THE PROBLEM
Every line in the listing is to be echoed verbatim.

━━━━━━━━━━━━━━━━

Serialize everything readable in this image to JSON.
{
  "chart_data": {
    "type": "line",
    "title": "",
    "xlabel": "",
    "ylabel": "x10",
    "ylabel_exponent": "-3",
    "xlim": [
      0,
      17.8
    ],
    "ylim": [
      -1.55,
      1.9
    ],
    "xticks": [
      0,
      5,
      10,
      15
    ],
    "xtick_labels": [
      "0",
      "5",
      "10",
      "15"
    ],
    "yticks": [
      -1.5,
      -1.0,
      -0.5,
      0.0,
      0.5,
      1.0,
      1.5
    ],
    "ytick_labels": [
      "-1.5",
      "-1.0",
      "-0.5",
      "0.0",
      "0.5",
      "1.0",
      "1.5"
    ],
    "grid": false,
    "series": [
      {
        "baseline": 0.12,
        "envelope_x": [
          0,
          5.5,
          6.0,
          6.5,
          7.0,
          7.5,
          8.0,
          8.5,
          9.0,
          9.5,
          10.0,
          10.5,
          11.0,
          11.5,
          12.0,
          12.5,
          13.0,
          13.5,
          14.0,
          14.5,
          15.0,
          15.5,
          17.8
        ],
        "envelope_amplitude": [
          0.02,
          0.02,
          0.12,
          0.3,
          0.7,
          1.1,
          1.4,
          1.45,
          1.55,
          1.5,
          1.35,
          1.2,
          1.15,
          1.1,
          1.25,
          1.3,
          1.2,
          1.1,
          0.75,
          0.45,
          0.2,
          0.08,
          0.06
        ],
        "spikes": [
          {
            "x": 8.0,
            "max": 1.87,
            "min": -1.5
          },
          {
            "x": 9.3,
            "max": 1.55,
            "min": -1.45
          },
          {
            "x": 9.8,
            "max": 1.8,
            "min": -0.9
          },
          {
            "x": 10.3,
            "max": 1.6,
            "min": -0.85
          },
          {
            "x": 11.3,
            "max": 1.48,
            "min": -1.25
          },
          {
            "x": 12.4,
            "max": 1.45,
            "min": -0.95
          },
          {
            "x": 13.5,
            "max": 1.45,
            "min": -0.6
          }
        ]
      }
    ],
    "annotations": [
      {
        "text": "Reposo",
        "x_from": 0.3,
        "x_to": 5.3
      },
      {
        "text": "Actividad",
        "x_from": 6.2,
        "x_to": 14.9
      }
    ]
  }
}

━━━━━━━━━━━━━━━━

ANSWER TO THE TASK
Serialize everything readable in this image to JSON.
{
  "chart_data": {
    "type": "line",
    "title": "",
    "xlabel": "",
    "ylabel": "x10",
    "ylabel_exponent": "-3",
    "xlim": [
      0,
      17.8
    ],
    "ylim": [
      -1.55,
      1.9
    ],
    "xticks": [
      0,
      5,
      10,
      15
    ],
    "xtick_labels": [
      "0",
      "5",
      "10",
      "15"
    ],
    "yticks": [
      -1.5,
      -1.0,
      -0.5,
      0.0,
      0.5,
      1.0,
      1.5
    ],
    "ytick_labels": [
      "-1.5",
      "-1.0",
      "-0.5",
      "0.0",
      "0.5",
      "1.0",
      "1.5"
    ],
    "grid": false,
    "series": [
      {
        "baseline": 0.12,
        "envelope_x": [
          0,
          5.5,
          6.0,
          6.5,
          7.0,
          7.5,
          8.0,
          8.5,
          9.0,
          9.5,
          10.0,
          10.5,
          11.0,
          11.5,
          12.0,
          12.5,
          13.0,
          13.5,
          14.0,
          14.5,
          15.0,
          15.5,
          17.8
        ],
        "envelope_amplitude": [
          0.02,
          0.02,
          0.12,
          0.3,
          0.7,
          1.1,
          1.4,
          1.45,
          1.55,
          1.5,
          1.35,
          1.2,
          1.15,
          1.1,
          1.25,
          1.3,
          1.2,
          1.1,
          0.75,
          0.45,
          0.2,
          0.08,
          0.06
        ],
        "spikes": [
          {
            "x": 8.0,
            "max": 1.87,
            "min": -1.5
          },
          {
            "x": 9.3,
            "max": 1.55,
            "min": -1.45
          },
          {
            "x": 9.8,
            "max": 1.8,
            "min": -0.9
          },
          {
            "x": 10.3,
            "max": 1.6,
            "min": -0.85
          },
          {
            "x": 11.3,
            "max": 1.48,
            "min": -1.25
          },
          {
            "x": 12.4,
            "max": 1.45,
            "min": -0.95
          },
          {
            "x": 13.5,
            "max": 1.45,
            "min": -0.6
          }
        ]
      }
    ],
    "annotations": [
      {
        "text": "Reposo",
        "x_from": 0.3,
        "x_to": 5.3
      },
      {
        "text": "Actividad",
        "x_from": 6.2,
        "x_to": 14.9
      }
    ]
  }
}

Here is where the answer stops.